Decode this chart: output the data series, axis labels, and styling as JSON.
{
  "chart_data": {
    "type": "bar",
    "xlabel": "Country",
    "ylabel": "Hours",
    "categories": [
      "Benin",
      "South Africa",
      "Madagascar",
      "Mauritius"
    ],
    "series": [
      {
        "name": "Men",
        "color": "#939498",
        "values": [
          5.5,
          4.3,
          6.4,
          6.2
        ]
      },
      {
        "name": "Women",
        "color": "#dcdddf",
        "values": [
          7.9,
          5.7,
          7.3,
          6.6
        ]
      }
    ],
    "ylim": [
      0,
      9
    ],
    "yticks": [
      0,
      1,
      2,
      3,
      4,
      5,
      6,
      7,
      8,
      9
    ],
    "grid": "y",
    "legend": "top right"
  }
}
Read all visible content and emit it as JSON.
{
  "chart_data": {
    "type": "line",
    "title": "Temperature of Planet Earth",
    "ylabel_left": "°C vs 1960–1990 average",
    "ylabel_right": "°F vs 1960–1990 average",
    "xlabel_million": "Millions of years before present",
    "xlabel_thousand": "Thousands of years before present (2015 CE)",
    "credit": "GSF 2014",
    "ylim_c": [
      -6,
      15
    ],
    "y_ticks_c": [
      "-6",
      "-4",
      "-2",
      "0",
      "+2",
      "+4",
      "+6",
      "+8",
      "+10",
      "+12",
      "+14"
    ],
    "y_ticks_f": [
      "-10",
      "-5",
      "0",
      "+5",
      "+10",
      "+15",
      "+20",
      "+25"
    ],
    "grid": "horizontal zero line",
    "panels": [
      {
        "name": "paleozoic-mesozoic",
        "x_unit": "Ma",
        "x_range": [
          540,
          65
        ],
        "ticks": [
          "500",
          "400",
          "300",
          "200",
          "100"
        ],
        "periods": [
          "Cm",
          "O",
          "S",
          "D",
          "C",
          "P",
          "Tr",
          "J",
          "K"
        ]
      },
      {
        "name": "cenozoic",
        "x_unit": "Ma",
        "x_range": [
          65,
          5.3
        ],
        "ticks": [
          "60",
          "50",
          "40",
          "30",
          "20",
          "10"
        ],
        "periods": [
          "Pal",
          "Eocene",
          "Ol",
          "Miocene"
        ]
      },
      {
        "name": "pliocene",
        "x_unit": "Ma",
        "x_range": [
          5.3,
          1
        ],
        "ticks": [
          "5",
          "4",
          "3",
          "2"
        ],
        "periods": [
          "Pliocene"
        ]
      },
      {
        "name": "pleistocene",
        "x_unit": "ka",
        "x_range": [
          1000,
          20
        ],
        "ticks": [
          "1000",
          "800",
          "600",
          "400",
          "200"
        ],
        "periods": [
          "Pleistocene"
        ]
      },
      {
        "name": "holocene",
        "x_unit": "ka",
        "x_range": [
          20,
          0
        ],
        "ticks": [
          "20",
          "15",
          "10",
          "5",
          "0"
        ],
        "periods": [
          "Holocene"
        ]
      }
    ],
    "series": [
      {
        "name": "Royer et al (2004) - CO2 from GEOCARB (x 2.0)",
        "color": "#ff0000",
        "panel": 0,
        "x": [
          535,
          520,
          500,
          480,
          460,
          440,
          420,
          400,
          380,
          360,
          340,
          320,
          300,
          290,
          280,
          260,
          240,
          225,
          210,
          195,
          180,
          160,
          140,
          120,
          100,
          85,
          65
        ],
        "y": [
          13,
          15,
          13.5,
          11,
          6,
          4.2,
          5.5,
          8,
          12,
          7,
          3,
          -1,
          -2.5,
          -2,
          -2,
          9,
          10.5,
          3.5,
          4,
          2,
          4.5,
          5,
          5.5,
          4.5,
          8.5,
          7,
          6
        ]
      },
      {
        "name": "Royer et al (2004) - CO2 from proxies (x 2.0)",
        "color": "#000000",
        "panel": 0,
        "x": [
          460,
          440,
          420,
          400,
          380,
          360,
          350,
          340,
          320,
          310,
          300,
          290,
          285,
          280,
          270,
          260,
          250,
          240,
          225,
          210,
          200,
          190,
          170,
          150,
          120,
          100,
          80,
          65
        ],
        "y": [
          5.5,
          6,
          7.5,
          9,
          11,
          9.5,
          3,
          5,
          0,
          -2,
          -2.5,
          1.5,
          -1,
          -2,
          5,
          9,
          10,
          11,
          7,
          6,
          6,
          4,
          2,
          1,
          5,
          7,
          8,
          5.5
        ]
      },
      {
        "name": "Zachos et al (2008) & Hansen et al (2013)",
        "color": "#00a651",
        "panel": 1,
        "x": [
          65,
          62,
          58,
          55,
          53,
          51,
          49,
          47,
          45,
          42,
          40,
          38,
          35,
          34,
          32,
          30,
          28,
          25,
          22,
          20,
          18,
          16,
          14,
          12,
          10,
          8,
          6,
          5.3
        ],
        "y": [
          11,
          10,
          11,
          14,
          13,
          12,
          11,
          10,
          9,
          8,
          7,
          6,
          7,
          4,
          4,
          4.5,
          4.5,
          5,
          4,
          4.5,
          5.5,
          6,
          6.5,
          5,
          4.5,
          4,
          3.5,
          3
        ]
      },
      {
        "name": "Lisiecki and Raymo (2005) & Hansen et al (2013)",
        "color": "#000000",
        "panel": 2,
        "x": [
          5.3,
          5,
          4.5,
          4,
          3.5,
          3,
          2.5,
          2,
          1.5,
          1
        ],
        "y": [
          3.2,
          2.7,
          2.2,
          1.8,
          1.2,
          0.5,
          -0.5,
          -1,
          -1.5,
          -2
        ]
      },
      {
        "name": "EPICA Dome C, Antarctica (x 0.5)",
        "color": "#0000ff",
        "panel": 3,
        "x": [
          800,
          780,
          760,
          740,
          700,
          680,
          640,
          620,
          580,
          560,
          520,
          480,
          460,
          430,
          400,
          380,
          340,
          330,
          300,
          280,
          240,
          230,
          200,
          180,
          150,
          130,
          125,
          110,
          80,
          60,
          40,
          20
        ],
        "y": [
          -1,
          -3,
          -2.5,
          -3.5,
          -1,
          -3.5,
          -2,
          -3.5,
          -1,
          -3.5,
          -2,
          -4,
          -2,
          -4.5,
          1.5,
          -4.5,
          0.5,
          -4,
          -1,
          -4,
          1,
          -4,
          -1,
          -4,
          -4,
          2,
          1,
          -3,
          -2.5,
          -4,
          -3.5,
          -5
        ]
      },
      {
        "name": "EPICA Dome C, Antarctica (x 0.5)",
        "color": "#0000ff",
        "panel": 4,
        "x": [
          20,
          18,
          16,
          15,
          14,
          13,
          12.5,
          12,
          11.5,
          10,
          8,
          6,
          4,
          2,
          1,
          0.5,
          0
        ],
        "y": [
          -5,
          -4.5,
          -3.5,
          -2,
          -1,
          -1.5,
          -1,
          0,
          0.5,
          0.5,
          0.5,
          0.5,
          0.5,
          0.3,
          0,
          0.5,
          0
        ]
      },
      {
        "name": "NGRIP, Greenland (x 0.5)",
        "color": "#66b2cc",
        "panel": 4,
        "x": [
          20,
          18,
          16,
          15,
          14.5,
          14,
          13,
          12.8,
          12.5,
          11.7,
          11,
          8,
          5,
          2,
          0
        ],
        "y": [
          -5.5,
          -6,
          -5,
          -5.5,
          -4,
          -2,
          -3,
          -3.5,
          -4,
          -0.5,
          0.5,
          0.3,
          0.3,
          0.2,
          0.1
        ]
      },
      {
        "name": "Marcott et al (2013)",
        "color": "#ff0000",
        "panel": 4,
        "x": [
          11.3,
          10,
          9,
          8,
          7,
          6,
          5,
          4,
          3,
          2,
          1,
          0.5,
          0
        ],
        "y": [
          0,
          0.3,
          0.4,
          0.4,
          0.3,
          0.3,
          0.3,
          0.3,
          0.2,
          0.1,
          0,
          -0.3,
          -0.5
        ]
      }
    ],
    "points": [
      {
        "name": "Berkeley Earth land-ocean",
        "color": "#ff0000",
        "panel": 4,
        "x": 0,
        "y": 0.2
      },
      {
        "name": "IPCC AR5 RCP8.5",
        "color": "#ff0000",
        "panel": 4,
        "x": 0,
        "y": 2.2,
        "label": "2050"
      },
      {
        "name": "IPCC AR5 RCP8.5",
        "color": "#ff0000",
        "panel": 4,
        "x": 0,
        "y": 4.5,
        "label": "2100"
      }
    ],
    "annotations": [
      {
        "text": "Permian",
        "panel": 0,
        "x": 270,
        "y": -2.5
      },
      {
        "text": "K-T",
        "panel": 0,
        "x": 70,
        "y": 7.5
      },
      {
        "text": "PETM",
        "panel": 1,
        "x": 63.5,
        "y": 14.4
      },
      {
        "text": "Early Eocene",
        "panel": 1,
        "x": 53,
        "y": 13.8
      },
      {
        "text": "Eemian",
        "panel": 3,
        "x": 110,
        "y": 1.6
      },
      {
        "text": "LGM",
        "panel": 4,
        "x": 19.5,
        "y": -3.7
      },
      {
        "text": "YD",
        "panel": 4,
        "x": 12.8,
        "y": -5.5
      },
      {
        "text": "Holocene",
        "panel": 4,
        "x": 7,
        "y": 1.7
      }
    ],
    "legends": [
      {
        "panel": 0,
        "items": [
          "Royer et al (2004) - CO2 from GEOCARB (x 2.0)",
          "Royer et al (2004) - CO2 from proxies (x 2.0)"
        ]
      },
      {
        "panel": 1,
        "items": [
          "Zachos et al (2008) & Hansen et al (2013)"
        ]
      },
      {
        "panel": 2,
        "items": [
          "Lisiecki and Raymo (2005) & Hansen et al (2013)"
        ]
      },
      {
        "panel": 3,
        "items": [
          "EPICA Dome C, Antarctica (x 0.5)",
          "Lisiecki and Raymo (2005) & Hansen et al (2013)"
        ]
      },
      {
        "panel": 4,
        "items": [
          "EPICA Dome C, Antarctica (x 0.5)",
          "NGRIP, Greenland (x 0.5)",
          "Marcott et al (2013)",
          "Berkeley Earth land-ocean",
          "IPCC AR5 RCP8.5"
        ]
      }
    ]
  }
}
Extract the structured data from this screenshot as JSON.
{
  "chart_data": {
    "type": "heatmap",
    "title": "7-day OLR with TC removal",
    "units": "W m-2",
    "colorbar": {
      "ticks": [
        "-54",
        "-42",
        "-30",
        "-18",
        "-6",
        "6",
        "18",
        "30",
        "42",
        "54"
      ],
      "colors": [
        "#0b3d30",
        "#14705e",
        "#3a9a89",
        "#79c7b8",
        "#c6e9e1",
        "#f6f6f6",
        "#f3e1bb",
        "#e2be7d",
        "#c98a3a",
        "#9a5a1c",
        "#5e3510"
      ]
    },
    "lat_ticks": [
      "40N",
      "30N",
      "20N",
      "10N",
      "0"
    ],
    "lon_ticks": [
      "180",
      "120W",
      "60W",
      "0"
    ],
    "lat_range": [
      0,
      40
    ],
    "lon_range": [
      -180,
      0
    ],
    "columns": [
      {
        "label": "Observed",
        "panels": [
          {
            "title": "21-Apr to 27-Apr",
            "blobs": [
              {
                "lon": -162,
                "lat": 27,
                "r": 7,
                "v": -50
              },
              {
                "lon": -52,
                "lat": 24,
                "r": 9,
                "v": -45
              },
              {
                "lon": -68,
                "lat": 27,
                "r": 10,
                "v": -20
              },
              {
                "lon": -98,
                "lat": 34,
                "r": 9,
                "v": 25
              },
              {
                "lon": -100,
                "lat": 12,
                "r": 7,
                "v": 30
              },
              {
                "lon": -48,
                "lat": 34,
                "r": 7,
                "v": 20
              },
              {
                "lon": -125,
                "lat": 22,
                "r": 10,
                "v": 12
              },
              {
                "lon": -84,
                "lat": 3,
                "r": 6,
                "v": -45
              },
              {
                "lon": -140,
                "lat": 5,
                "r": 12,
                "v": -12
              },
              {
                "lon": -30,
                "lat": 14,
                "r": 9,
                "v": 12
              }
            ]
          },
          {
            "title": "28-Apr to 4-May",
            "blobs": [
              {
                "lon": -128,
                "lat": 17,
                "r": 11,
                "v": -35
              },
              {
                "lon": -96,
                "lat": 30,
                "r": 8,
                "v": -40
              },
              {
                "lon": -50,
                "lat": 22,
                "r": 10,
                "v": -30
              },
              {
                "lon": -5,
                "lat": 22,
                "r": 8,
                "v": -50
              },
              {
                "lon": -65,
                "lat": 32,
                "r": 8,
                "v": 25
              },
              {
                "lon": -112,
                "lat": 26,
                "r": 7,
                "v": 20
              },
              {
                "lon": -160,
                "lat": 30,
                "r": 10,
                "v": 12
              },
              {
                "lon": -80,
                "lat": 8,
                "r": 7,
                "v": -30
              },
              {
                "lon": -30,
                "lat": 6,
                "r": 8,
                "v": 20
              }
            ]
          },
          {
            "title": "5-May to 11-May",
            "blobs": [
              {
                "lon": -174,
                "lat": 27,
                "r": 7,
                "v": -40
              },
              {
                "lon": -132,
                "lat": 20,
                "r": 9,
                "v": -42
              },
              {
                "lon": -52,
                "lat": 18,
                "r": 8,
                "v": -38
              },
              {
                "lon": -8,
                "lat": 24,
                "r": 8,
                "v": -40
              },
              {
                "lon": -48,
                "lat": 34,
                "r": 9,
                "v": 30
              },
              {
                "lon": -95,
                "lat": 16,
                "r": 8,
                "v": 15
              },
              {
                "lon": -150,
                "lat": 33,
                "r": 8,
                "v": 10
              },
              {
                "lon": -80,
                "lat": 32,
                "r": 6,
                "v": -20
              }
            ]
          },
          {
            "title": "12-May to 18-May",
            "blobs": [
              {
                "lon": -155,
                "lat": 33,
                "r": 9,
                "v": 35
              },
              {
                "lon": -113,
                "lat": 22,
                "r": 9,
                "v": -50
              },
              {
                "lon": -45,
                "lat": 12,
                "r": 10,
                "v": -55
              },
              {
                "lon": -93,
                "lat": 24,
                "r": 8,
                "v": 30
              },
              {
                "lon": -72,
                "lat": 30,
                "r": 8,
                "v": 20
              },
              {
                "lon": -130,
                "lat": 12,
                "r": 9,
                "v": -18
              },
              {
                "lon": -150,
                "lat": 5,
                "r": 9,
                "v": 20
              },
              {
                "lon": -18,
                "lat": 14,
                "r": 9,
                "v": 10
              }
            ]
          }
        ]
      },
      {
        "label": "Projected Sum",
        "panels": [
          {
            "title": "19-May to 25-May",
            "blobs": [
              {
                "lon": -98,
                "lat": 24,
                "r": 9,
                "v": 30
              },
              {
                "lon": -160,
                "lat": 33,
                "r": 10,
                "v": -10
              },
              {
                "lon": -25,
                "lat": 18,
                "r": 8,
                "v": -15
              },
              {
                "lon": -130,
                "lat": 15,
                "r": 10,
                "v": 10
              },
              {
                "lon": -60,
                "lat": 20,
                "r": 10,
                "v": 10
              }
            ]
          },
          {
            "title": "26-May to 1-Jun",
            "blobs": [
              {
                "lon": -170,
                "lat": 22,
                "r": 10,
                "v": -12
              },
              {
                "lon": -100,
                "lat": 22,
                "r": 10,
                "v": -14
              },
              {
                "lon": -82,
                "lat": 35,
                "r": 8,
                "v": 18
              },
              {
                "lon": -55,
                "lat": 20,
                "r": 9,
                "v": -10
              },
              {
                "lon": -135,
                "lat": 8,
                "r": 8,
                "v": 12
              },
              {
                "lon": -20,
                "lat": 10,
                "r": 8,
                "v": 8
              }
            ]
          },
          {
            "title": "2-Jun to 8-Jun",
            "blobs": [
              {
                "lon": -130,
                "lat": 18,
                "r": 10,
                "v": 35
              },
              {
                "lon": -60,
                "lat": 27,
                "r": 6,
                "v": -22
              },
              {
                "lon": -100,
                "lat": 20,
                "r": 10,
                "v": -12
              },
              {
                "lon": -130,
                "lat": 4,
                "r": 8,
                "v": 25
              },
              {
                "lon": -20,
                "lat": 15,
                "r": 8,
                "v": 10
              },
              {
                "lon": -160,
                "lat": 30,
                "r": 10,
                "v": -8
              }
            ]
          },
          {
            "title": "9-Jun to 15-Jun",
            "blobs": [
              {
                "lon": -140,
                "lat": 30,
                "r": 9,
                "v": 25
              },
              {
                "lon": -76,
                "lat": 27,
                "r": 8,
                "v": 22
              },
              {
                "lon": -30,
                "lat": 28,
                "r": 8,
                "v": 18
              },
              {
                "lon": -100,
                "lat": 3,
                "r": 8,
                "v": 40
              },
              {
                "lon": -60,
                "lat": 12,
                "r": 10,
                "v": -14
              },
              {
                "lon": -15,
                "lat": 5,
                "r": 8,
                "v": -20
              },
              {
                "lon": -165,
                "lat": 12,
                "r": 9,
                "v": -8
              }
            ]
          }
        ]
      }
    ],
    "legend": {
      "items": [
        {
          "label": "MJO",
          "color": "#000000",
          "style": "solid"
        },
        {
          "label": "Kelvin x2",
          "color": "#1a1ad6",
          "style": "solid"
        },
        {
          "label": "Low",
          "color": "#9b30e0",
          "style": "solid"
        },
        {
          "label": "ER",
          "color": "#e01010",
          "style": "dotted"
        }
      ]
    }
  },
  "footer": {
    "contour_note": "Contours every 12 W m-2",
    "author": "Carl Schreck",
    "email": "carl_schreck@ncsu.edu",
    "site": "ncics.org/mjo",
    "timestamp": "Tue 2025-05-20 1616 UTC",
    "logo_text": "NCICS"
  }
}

Objective: The word "this" may turn up on some lines of these records; say how many, with no other words.

Answer in full: 2